**What you should do**.
Restate all of the data exactly.
## BEGIN Provided material
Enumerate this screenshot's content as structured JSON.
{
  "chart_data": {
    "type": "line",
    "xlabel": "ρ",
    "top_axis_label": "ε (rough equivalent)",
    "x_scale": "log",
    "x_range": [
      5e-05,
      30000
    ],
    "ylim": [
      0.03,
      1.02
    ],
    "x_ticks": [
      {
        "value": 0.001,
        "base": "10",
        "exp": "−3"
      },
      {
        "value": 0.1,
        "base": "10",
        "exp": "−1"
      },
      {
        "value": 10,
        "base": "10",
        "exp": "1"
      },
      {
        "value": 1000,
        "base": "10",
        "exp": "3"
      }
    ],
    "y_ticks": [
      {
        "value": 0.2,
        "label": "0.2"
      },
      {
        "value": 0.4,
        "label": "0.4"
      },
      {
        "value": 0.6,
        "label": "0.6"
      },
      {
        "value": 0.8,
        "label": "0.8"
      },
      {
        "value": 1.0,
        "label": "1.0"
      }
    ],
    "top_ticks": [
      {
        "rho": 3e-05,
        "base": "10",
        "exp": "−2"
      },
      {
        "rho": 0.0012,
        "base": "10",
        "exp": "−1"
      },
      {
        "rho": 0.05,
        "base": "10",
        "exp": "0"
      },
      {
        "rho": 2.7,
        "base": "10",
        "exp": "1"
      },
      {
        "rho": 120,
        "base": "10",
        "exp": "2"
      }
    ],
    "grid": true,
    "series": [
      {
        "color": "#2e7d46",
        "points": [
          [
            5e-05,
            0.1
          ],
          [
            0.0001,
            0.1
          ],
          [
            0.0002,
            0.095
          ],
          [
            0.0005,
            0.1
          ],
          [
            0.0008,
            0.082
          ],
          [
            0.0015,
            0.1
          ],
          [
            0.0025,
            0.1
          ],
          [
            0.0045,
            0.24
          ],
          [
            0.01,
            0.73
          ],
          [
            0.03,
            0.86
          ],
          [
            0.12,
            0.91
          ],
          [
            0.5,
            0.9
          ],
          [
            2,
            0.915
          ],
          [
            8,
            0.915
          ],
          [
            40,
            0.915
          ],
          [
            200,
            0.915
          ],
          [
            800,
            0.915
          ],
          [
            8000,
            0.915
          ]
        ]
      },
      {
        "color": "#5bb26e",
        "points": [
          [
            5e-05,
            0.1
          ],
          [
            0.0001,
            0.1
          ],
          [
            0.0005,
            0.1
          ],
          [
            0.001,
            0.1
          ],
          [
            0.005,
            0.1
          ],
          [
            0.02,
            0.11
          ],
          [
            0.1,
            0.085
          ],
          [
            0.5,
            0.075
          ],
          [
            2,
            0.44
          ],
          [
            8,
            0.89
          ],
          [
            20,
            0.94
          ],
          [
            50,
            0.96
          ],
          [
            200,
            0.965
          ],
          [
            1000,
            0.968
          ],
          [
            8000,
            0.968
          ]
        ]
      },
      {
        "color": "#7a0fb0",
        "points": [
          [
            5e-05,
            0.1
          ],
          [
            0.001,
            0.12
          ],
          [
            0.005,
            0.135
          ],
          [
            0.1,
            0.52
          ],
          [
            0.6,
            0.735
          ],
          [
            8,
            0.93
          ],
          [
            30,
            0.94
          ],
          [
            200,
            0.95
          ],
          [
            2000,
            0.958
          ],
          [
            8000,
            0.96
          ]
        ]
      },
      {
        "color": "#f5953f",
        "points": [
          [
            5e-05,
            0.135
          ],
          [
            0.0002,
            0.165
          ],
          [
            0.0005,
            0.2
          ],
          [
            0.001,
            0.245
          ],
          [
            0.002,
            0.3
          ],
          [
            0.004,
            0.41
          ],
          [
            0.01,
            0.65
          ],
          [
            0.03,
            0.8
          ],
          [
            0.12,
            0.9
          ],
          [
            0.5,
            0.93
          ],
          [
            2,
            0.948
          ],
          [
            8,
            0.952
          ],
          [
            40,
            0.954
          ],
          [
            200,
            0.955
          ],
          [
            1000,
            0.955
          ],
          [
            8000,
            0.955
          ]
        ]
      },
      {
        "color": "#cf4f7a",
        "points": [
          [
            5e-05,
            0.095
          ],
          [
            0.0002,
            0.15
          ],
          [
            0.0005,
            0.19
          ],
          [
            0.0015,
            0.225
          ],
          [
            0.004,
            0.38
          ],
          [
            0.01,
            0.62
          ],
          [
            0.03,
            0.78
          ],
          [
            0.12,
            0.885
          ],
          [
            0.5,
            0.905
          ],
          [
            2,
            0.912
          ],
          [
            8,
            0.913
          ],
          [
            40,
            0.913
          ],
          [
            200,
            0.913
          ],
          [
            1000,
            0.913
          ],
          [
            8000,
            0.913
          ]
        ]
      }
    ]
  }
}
## END Provided material
**Complete response**.
Enumerate this screenshot's content as structured JSON.
{
  "chart_data": {
    "type": "line",
    "xlabel": "ρ",
    "top_axis_label": "ε (rough equivalent)",
    "x_scale": "log",
    "x_range": [
      5e-05,
      30000
    ],
    "ylim": [
      0.03,
      1.02
    ],
    "x_ticks": [
      {
        "value": 0.001,
        "base": "10",
        "exp": "−3"
      },
      {
        "value": 0.1,
        "base": "10",
        "exp": "−1"
      },
      {
        "value": 10,
        "base": "10",
        "exp": "1"
      },
      {
        "value": 1000,
        "base": "10",
        "exp": "3"
      }
    ],
    "y_ticks": [
      {
        "value": 0.2,
        "label": "0.2"
      },
      {
        "value": 0.4,
        "label": "0.4"
      },
      {
        "value": 0.6,
        "label": "0.6"
      },
      {
        "value": 0.8,
        "label": "0.8"
      },
      {
        "value": 1.0,
        "label": "1.0"
      }
    ],
    "top_ticks": [
      {
        "rho": 3e-05,
        "base": "10",
        "exp": "−2"
      },
      {
        "rho": 0.0012,
        "base": "10",
        "exp": "−1"
      },
      {
        "rho": 0.05,
        "base": "10",
        "exp": "0"
      },
      {
        "rho": 2.7,
        "base": "10",
        "exp": "1"
      },
      {
        "rho": 120,
        "base": "10",
        "exp": "2"
      }
    ],
    "grid": true,
    "series": [
      {
        "color": "#2e7d46",
        "points": [
          [
            5e-05,
            0.1
          ],
          [
            0.0001,
            0.1
          ],
          [
            0.0002,
            0.095
          ],
          [
            0.0005,
            0.1
          ],
          [
            0.0008,
            0.082
          ],
          [
            0.0015,
            0.1
          ],
          [
            0.0025,
            0.1
          ],
          [
            0.0045,
            0.24
          ],
          [
            0.01,
            0.73
          ],
          [
            0.03,
            0.86
          ],
          [
            0.12,
            0.91
          ],
          [
            0.5,
            0.9
          ],
          [
            2,
            0.915
          ],
          [
            8,
            0.915
          ],
          [
            40,
            0.915
          ],
          [
            200,
            0.915
          ],
          [
            800,
            0.915
          ],
          [
            8000,
            0.915
          ]
        ]
      },
      {
        "color": "#5bb26e",
        "points": [
          [
            5e-05,
            0.1
          ],
          [
            0.0001,
            0.1
          ],
          [
            0.0005,
            0.1
          ],
          [
            0.001,
            0.1
          ],
          [
            0.005,
            0.1
          ],
          [
            0.02,
            0.11
          ],
          [
            0.1,
            0.085
          ],
          [
            0.5,
            0.075
          ],
          [
            2,
            0.44
          ],
          [
            8,
            0.89
          ],
          [
            20,
            0.94
          ],
          [
            50,
            0.96
          ],
          [
            200,
            0.965
          ],
          [
            1000,
            0.968
          ],
          [
            8000,
            0.968
          ]
        ]
      },
      {
        "color": "#7a0fb0",
        "points": [
          [
            5e-05,
            0.1
          ],
          [
            0.001,
            0.12
          ],
          [
            0.005,
            0.135
          ],
          [
            0.1,
            0.52
          ],
          [
            0.6,
            0.735
          ],
          [
            8,
            0.93
          ],
          [
            30,
            0.94
          ],
          [
            200,
            0.95
          ],
          [
            2000,
            0.958
          ],
          [
            8000,
            0.96
          ]
        ]
      },
      {
        "color": "#f5953f",
        "points": [
          [
            5e-05,
            0.135
          ],
          [
            0.0002,
            0.165
          ],
          [
            0.0005,
            0.2
          ],
          [
            0.001,
            0.245
          ],
          [
            0.002,
            0.3
          ],
          [
            0.004,
            0.41
          ],
          [
            0.01,
            0.65
          ],
          [
            0.03,
            0.8
          ],
          [
            0.12,
            0.9
          ],
          [
            0.5,
            0.93
          ],
          [
            2,
            0.948
          ],
          [
            8,
            0.952
          ],
          [
            40,
            0.954
          ],
          [
            200,
            0.955
          ],
          [
            1000,
            0.955
          ],
          [
            8000,
            0.955
          ]
        ]
      },
      {
        "color": "#cf4f7a",
        "points": [
          [
            5e-05,
            0.095
          ],
          [
            0.0002,
            0.15
          ],
          [
            0.0005,
            0.19
          ],
          [
            0.0015,
            0.225
          ],
          [
            0.004,
            0.38
          ],
          [
            0.01,
            0.62
          ],
          [
            0.03,
            0.78
          ],
          [
            0.12,
            0.885
          ],
          [
            0.5,
            0.905
          ],
          [
            2,
            0.912
          ],
          [
            8,
            0.913
          ],
          [
            40,
            0.913
          ],
          [
            200,
            0.913
          ],
          [
            1000,
            0.913
          ],
          [
            8000,
            0.913
          ]
        ]
      }
    ]
  }
}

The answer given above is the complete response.